• _To do_:
Copy out each line of the material unchanged, starting at the first line and ending at the line that contains "poem-column: ازچهره افروخته".

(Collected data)
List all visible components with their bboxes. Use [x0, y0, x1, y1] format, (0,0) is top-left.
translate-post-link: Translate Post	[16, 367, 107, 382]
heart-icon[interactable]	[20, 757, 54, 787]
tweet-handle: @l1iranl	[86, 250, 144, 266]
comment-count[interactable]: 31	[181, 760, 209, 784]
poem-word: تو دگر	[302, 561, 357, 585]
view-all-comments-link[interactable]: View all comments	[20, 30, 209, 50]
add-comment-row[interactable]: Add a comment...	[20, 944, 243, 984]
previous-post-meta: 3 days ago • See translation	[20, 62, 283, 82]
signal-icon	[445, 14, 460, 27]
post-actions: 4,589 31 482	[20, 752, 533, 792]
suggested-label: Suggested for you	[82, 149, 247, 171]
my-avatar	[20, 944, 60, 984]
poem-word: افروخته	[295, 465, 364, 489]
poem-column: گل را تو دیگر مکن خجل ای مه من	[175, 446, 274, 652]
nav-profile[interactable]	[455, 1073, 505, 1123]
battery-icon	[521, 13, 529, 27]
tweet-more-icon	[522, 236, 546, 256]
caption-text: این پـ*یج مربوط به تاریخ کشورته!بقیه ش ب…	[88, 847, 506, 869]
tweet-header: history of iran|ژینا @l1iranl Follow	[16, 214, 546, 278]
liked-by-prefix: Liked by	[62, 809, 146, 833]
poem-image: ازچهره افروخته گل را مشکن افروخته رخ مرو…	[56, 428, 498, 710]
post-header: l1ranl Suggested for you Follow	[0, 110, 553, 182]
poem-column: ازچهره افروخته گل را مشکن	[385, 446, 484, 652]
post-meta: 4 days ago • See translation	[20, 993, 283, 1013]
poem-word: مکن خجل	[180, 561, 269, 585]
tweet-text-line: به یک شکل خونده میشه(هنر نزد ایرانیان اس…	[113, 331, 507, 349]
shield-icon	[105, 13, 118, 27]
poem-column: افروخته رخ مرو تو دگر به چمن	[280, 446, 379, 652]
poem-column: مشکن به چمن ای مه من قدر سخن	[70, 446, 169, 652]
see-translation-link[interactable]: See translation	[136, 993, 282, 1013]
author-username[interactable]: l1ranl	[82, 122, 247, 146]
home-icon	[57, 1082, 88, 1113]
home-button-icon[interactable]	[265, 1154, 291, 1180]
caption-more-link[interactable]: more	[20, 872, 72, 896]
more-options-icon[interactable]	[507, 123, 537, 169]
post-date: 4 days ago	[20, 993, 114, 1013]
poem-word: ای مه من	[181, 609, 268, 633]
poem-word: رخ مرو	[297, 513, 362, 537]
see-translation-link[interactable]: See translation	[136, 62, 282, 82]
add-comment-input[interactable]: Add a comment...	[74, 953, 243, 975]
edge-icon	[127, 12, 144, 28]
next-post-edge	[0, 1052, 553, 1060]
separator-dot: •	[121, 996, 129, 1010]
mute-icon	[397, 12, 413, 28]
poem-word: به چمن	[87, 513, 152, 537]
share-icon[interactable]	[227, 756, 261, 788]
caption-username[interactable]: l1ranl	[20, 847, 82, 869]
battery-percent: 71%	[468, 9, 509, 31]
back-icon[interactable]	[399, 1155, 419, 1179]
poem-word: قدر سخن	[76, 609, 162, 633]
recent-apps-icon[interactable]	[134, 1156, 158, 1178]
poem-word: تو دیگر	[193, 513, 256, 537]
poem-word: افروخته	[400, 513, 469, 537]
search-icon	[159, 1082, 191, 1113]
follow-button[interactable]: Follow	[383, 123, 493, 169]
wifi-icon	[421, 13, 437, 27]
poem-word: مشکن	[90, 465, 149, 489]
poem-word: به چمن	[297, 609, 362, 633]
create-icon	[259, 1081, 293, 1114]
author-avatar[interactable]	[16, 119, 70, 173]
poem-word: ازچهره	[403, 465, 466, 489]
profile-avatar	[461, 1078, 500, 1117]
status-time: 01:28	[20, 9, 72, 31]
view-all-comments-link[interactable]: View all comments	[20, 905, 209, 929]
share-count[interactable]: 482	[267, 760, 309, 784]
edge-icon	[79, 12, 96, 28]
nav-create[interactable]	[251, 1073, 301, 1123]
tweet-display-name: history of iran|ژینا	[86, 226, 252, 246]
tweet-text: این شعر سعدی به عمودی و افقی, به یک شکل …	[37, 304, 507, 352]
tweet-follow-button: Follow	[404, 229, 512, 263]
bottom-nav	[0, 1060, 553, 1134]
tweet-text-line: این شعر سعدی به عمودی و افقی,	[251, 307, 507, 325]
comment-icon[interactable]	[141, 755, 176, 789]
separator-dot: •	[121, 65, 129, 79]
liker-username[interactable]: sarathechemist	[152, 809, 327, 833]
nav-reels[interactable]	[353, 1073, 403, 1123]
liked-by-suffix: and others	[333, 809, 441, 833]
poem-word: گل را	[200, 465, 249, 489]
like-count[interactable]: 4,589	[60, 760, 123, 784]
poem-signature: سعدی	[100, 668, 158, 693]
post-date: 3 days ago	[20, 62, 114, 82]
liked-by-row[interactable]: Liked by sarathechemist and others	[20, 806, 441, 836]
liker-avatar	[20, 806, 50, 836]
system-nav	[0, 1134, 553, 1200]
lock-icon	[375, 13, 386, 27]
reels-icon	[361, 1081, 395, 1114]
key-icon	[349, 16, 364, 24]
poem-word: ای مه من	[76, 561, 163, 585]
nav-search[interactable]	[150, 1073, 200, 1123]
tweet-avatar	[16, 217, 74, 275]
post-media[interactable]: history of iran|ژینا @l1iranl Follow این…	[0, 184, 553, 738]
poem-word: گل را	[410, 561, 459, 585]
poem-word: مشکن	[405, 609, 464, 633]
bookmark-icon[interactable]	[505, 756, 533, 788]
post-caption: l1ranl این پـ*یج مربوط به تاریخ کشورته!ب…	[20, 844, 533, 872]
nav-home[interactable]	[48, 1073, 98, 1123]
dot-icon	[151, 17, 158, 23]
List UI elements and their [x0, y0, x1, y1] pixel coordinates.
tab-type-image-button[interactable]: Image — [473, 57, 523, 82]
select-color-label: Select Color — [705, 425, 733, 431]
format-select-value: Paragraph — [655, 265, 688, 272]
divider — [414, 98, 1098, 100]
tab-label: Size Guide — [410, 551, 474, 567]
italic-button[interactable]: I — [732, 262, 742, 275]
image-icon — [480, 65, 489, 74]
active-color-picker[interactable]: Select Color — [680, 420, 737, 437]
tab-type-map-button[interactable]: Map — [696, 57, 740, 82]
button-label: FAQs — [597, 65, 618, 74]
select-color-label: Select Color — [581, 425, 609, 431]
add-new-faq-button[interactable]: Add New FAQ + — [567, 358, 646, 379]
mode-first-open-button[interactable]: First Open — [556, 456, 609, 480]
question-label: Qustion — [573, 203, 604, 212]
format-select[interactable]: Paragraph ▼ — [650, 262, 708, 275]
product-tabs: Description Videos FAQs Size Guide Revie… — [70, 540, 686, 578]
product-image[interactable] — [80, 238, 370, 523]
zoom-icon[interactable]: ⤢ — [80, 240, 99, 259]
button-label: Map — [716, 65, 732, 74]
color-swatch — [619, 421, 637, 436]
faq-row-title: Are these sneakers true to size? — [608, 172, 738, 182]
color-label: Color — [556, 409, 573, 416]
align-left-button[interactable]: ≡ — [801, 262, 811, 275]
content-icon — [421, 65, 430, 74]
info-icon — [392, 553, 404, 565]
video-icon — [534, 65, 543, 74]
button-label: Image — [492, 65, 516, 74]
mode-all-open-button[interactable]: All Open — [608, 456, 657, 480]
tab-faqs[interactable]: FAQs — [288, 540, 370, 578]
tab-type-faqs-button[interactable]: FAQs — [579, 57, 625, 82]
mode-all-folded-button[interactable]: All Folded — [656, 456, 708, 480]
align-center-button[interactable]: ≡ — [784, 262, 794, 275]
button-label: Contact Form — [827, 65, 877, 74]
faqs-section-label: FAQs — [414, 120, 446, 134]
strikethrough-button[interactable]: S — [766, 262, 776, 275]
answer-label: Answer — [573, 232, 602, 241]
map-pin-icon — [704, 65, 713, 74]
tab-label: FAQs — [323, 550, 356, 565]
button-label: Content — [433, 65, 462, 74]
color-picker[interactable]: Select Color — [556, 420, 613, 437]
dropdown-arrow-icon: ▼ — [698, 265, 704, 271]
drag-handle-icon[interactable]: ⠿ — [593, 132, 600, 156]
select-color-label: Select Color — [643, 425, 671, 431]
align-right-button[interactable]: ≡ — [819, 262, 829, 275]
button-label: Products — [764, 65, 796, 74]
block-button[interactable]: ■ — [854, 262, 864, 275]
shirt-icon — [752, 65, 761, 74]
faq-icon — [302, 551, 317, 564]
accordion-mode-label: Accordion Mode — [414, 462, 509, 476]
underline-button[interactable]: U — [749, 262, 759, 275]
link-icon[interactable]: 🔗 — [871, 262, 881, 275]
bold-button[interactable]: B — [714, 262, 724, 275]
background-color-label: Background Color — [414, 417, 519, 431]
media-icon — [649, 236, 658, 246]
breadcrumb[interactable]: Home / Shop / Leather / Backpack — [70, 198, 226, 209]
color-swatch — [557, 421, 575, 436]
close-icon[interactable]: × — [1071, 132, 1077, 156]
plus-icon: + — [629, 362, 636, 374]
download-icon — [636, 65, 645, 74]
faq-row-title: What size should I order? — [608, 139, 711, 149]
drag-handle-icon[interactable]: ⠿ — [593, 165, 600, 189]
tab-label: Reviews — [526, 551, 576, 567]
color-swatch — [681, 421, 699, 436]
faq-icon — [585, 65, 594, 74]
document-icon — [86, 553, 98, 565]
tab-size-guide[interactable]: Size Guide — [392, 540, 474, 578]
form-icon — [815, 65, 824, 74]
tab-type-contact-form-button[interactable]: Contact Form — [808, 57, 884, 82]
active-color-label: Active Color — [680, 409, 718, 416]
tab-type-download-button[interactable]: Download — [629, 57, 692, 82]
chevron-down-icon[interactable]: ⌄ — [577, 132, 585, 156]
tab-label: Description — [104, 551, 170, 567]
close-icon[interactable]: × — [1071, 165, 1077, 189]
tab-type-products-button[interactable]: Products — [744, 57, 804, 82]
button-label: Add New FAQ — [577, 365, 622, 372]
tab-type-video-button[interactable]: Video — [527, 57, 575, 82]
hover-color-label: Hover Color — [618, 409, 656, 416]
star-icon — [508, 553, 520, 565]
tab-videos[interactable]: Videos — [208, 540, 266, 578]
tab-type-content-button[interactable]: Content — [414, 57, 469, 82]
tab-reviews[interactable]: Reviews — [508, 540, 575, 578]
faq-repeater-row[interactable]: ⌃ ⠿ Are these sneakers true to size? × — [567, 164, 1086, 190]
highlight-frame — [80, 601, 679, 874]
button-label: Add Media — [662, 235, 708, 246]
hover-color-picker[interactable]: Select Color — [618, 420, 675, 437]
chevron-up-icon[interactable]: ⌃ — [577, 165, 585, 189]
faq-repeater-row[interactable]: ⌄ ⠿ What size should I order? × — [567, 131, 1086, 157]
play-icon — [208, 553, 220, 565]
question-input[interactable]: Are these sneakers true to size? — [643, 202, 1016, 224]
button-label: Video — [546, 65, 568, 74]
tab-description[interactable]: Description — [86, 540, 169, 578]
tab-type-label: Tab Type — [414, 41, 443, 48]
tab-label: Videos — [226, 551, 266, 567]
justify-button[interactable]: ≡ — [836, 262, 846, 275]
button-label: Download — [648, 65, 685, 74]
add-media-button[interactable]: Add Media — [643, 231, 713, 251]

• _Finished exercise_:
List all visible components with their bboxes. Use [x0, y0, x1, y1] format, (0,0) is top-left.
translate-post-link: Translate Post	[16, 367, 107, 382]
heart-icon[interactable]	[20, 757, 54, 787]
tweet-handle: @l1iranl	[86, 250, 144, 266]
comment-count[interactable]: 31	[181, 760, 209, 784]
poem-word: تو دگر	[302, 561, 357, 585]
view-all-comments-link[interactable]: View all comments	[20, 30, 209, 50]
add-comment-row[interactable]: Add a comment...	[20, 944, 243, 984]
previous-post-meta: 3 days ago • See translation	[20, 62, 283, 82]
signal-icon	[445, 14, 460, 27]
post-actions: 4,589 31 482	[20, 752, 533, 792]
suggested-label: Suggested for you	[82, 149, 247, 171]
my-avatar	[20, 944, 60, 984]
poem-word: افروخته	[295, 465, 364, 489]
poem-column: گل را تو دیگر مکن خجل ای مه من	[175, 446, 274, 652]
nav-profile[interactable]	[455, 1073, 505, 1123]
battery-icon	[521, 13, 529, 27]
tweet-more-icon	[522, 236, 546, 256]
caption-text: این پـ*یج مربوط به تاریخ کشورته!بقیه ش ب…	[88, 847, 506, 869]
tweet-header: history of iran|ژینا @l1iranl Follow	[16, 214, 546, 278]
liked-by-prefix: Liked by	[62, 809, 146, 833]
poem-image: ازچهره افروخته گل را مشکن افروخته رخ مرو…	[56, 428, 498, 710]
post-header: l1ranl Suggested for you Follow	[0, 110, 553, 182]
poem-column: ازچهره افروخته گل را مشکن	[385, 446, 484, 652]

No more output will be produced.